Do this: Return a copy of every line in the records that includes the word "Atlas".

Records provided:
(begin)

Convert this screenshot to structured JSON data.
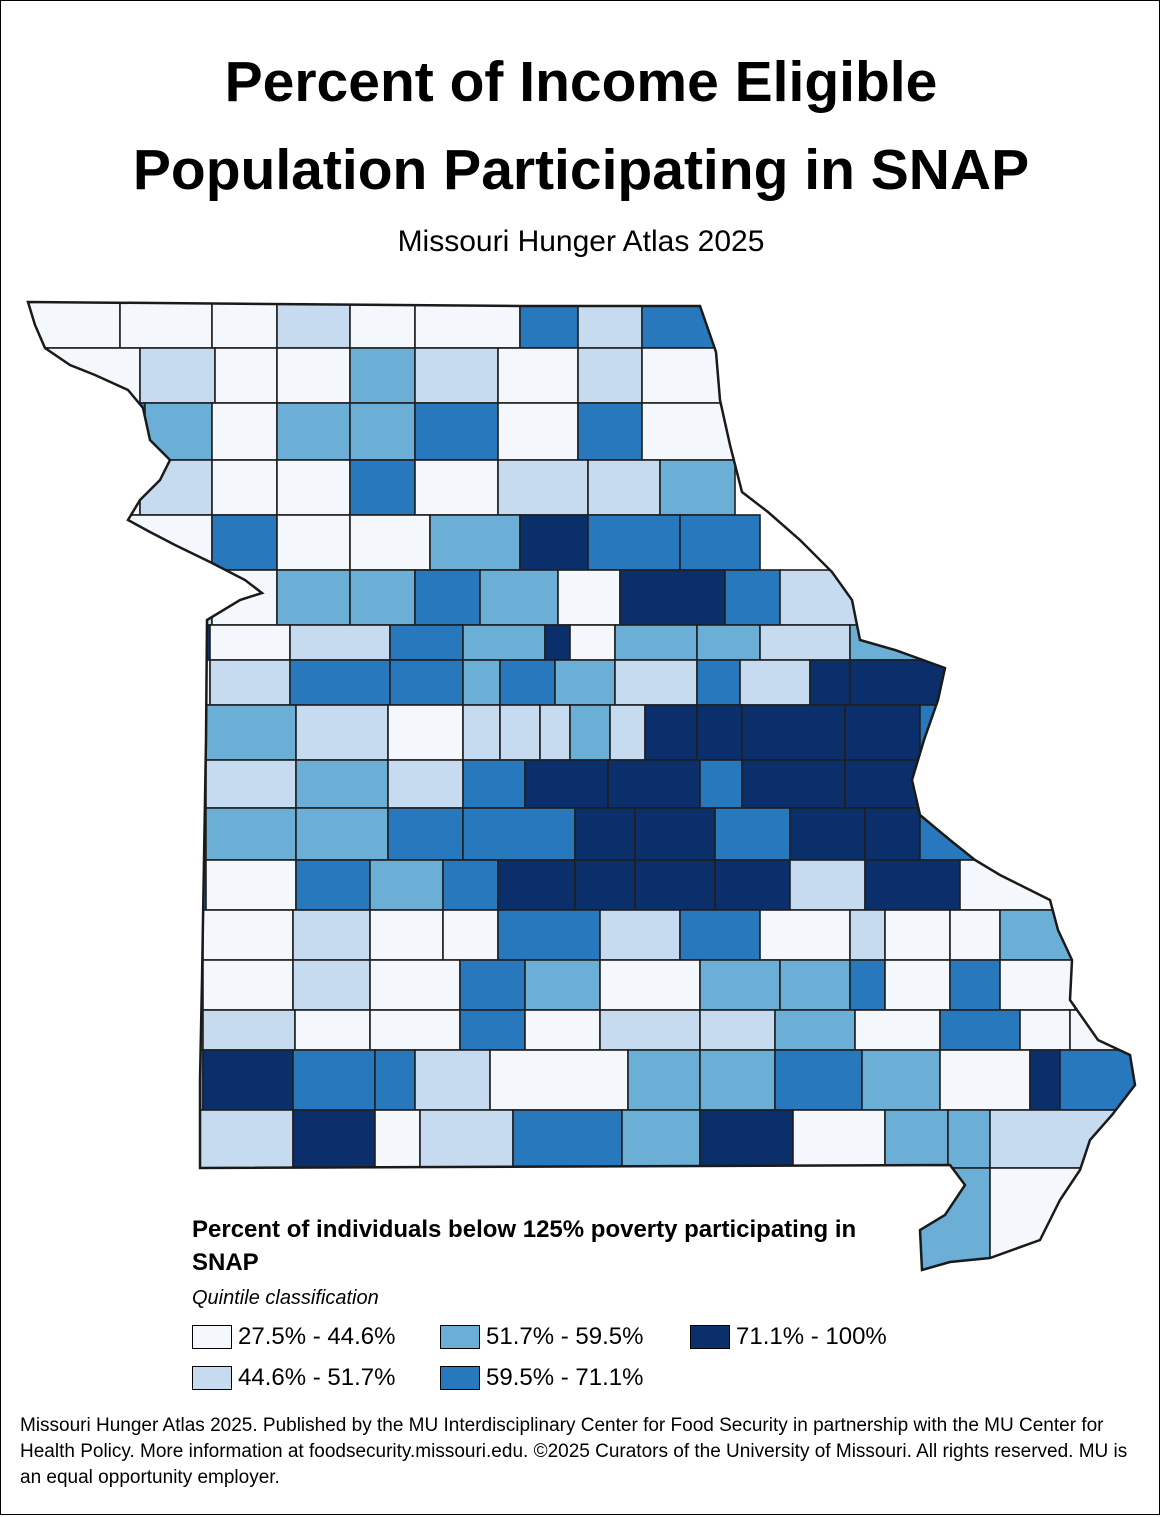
{
  "title_line1": "Percent of Income Eligible",
  "title_line2": "Population Participating in SNAP",
  "subtitle": "Missouri Hunger Atlas 2025",
  "legend": {
    "title": "Percent of individuals below 125% poverty participating in SNAP",
    "subtitle": "Quintile classification",
    "classes": [
      {
        "label": "27.5% - 44.6%",
        "color": "#f4f8fd"
      },
      {
        "label": "44.6% - 51.7%",
        "color": "#c6dbef"
      },
      {
        "label": "51.7% - 59.5%",
        "color": "#6baed6"
      },
      {
        "label": "59.5% - 71.1%",
        "color": "#2878bd"
      },
      {
        "label": "71.1% - 100%",
        "color": "#0b2f6b"
      }
    ]
  },
  "footer": "Missouri Hunger Atlas 2025. Published by the MU Interdisciplinary Center for Food Security in partnership with the MU Center for Health Policy. More information at foodsecurity.missouri.edu. ©2025 Curators of the University of Missouri. All rights reserved. MU is an equal opportunity employer.",
  "map": {
    "region": "Missouri",
    "counties": [
      {
        "class": 0
      },
      {
        "class": 0
      },
      {
        "class": 0
      },
      {
        "class": 1
      },
      {
        "class": 0
      },
      {
        "class": 0
      },
      {
        "class": 3
      },
      {
        "class": 1
      },
      {
        "class": 3
      },
      {
        "class": 0
      },
      {
        "class": 1
      },
      {
        "class": 0
      },
      {
        "class": 0
      },
      {
        "class": 2
      },
      {
        "class": 1
      },
      {
        "class": 0
      },
      {
        "class": 1
      },
      {
        "class": 0
      },
      {
        "class": 3
      },
      {
        "class": 2
      },
      {
        "class": 0
      },
      {
        "class": 2
      },
      {
        "class": 2
      },
      {
        "class": 3
      },
      {
        "class": 0
      },
      {
        "class": 3
      },
      {
        "class": 0
      },
      {
        "class": 0
      },
      {
        "class": 1
      },
      {
        "class": 0
      },
      {
        "class": 0
      },
      {
        "class": 3
      },
      {
        "class": 0
      },
      {
        "class": 1
      },
      {
        "class": 1
      },
      {
        "class": 2
      },
      {
        "class": 0
      },
      {
        "class": 3
      },
      {
        "class": 0
      },
      {
        "class": 0
      },
      {
        "class": 2
      },
      {
        "class": 4
      },
      {
        "class": 3
      },
      {
        "class": 3
      },
      {
        "class": 1
      },
      {
        "class": 0
      },
      {
        "class": 2
      },
      {
        "class": 2
      },
      {
        "class": 3
      },
      {
        "class": 2
      },
      {
        "class": 0
      },
      {
        "class": 4
      },
      {
        "class": 3
      },
      {
        "class": 1
      },
      {
        "class": 4
      },
      {
        "class": 0
      },
      {
        "class": 1
      },
      {
        "class": 3
      },
      {
        "class": 2
      },
      {
        "class": 4
      },
      {
        "class": 0
      },
      {
        "class": 2
      },
      {
        "class": 2
      },
      {
        "class": 1
      },
      {
        "class": 2
      },
      {
        "class": 0
      },
      {
        "class": 1
      },
      {
        "class": 3
      },
      {
        "class": 3
      },
      {
        "class": 2
      },
      {
        "class": 3
      },
      {
        "class": 2
      },
      {
        "class": 1
      },
      {
        "class": 3
      },
      {
        "class": 1
      },
      {
        "class": 4
      },
      {
        "class": 4
      },
      {
        "class": 4
      },
      {
        "class": 2
      },
      {
        "class": 1
      },
      {
        "class": 0
      },
      {
        "class": 1
      },
      {
        "class": 1
      },
      {
        "class": 1
      },
      {
        "class": 2
      },
      {
        "class": 1
      },
      {
        "class": 4
      },
      {
        "class": 4
      },
      {
        "class": 4
      },
      {
        "class": 4
      },
      {
        "class": 3
      },
      {
        "class": 1
      },
      {
        "class": 1
      },
      {
        "class": 2
      },
      {
        "class": 1
      },
      {
        "class": 3
      },
      {
        "class": 4
      },
      {
        "class": 4
      },
      {
        "class": 3
      },
      {
        "class": 4
      },
      {
        "class": 4
      },
      {
        "class": 2
      },
      {
        "class": 2
      },
      {
        "class": 2
      },
      {
        "class": 3
      },
      {
        "class": 3
      },
      {
        "class": 4
      },
      {
        "class": 4
      },
      {
        "class": 3
      },
      {
        "class": 4
      },
      {
        "class": 4
      },
      {
        "class": 3
      },
      {
        "class": 3
      },
      {
        "class": 0
      },
      {
        "class": 3
      },
      {
        "class": 2
      },
      {
        "class": 3
      },
      {
        "class": 4
      },
      {
        "class": 4
      },
      {
        "class": 4
      },
      {
        "class": 4
      },
      {
        "class": 1
      },
      {
        "class": 4
      }
    ]
  }
}
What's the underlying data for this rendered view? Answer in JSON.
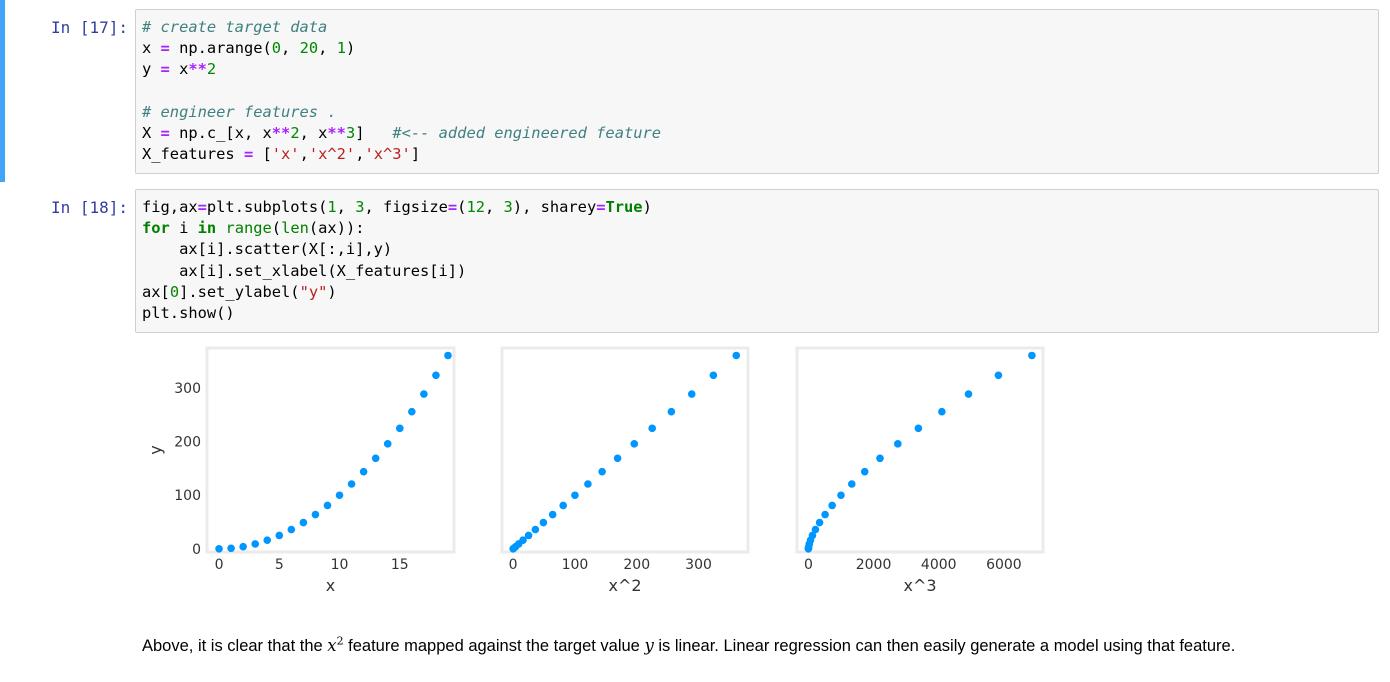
{
  "cells": [
    {
      "prompt": "In [17]:",
      "lines": [
        [
          [
            "cm",
            "# create target data"
          ]
        ],
        [
          [
            "",
            "x "
          ],
          [
            "op",
            "="
          ],
          [
            "",
            " np.arange("
          ],
          [
            "num",
            "0"
          ],
          [
            "",
            ", "
          ],
          [
            "num",
            "20"
          ],
          [
            "",
            ", "
          ],
          [
            "num",
            "1"
          ],
          [
            "",
            ")"
          ]
        ],
        [
          [
            "",
            "y "
          ],
          [
            "op",
            "="
          ],
          [
            "",
            " x"
          ],
          [
            "op",
            "**"
          ],
          [
            "num",
            "2"
          ]
        ],
        [],
        [
          [
            "cm",
            "# engineer features ."
          ]
        ],
        [
          [
            "",
            "X "
          ],
          [
            "op",
            "="
          ],
          [
            "",
            " np.c_[x, x"
          ],
          [
            "op",
            "**"
          ],
          [
            "num",
            "2"
          ],
          [
            "",
            ", x"
          ],
          [
            "op",
            "**"
          ],
          [
            "num",
            "3"
          ],
          [
            "",
            "]   "
          ],
          [
            "cm",
            "#<-- added engineered feature"
          ]
        ],
        [
          [
            "",
            "X_features "
          ],
          [
            "op",
            "="
          ],
          [
            "",
            " ["
          ],
          [
            "str",
            "'x'"
          ],
          [
            "",
            ","
          ],
          [
            "str",
            "'x^2'"
          ],
          [
            "",
            ","
          ],
          [
            "str",
            "'x^3'"
          ],
          [
            "",
            "]"
          ]
        ]
      ]
    },
    {
      "prompt": "In [18]:",
      "lines": [
        [
          [
            "",
            "fig,ax"
          ],
          [
            "op",
            "="
          ],
          [
            "",
            "plt.subplots("
          ],
          [
            "num",
            "1"
          ],
          [
            "",
            ", "
          ],
          [
            "num",
            "3"
          ],
          [
            "",
            ", figsize"
          ],
          [
            "op",
            "="
          ],
          [
            "",
            "("
          ],
          [
            "num",
            "12"
          ],
          [
            "",
            ", "
          ],
          [
            "num",
            "3"
          ],
          [
            "",
            "), sharey"
          ],
          [
            "op",
            "="
          ],
          [
            "kw",
            "True"
          ],
          [
            "",
            ")"
          ]
        ],
        [
          [
            "kw",
            "for"
          ],
          [
            "",
            " i "
          ],
          [
            "kw",
            "in"
          ],
          [
            "",
            " "
          ],
          [
            "bi",
            "range"
          ],
          [
            "",
            "("
          ],
          [
            "bi",
            "len"
          ],
          [
            "",
            "(ax)):"
          ]
        ],
        [
          [
            "",
            "    ax[i].scatter(X[:,i],y)"
          ]
        ],
        [
          [
            "",
            "    ax[i].set_xlabel(X_features[i])"
          ]
        ],
        [
          [
            "",
            "ax["
          ],
          [
            "num",
            "0"
          ],
          [
            "",
            "].set_ylabel("
          ],
          [
            "str",
            "\"y\""
          ],
          [
            "",
            ")"
          ]
        ],
        [
          [
            "",
            "plt.show()"
          ]
        ]
      ]
    }
  ],
  "chart_data": [
    {
      "type": "scatter",
      "xlabel": "x",
      "ylabel": "y",
      "xlim": [
        -1,
        19.5
      ],
      "ylim": [
        -6,
        375
      ],
      "xticks": [
        0,
        5,
        10,
        15
      ],
      "yticks": [
        0,
        100,
        200,
        300
      ],
      "x": [
        0,
        1,
        2,
        3,
        4,
        5,
        6,
        7,
        8,
        9,
        10,
        11,
        12,
        13,
        14,
        15,
        16,
        17,
        18,
        19
      ],
      "y": [
        0,
        1,
        4,
        9,
        16,
        25,
        36,
        49,
        64,
        81,
        100,
        121,
        144,
        169,
        196,
        225,
        256,
        289,
        324,
        361
      ],
      "color": "#0096ff"
    },
    {
      "type": "scatter",
      "xlabel": "x^2",
      "ylabel": "",
      "xlim": [
        -18,
        380
      ],
      "ylim": [
        -6,
        375
      ],
      "xticks": [
        0,
        100,
        200,
        300
      ],
      "yticks": [
        0,
        100,
        200,
        300
      ],
      "x": [
        0,
        1,
        4,
        9,
        16,
        25,
        36,
        49,
        64,
        81,
        100,
        121,
        144,
        169,
        196,
        225,
        256,
        289,
        324,
        361
      ],
      "y": [
        0,
        1,
        4,
        9,
        16,
        25,
        36,
        49,
        64,
        81,
        100,
        121,
        144,
        169,
        196,
        225,
        256,
        289,
        324,
        361
      ],
      "color": "#0096ff"
    },
    {
      "type": "scatter",
      "xlabel": "x^3",
      "ylabel": "",
      "xlim": [
        -350,
        7200
      ],
      "ylim": [
        -6,
        375
      ],
      "xticks": [
        0,
        2000,
        4000,
        6000
      ],
      "yticks": [
        0,
        100,
        200,
        300
      ],
      "x": [
        0,
        1,
        8,
        27,
        64,
        125,
        216,
        343,
        512,
        729,
        1000,
        1331,
        1728,
        2197,
        2744,
        3375,
        4096,
        4913,
        5832,
        6859
      ],
      "y": [
        0,
        1,
        4,
        9,
        16,
        25,
        36,
        49,
        64,
        81,
        100,
        121,
        144,
        169,
        196,
        225,
        256,
        289,
        324,
        361
      ],
      "color": "#0096ff"
    }
  ],
  "markdown": {
    "p1": "Above, it is clear that the ",
    "var_x": "x",
    "sup2": "2",
    "p2": " feature mapped against the target value ",
    "var_y": "y",
    "p3": " is linear. Linear regression can then easily generate a model using that feature."
  }
}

(end)

The completed task:
  "subtitle": "Missouri Hunger Atlas 2025",
  "footer": "Missouri Hunger Atlas 2025. Published by the MU Interdisciplinary Center for Food Security in partnership with the MU Center for Health Policy. More information at foodsecurity.missouri.edu. ©2025 Curators of the University of Missouri. All rights reserved. MU is an equal opportunity employer.",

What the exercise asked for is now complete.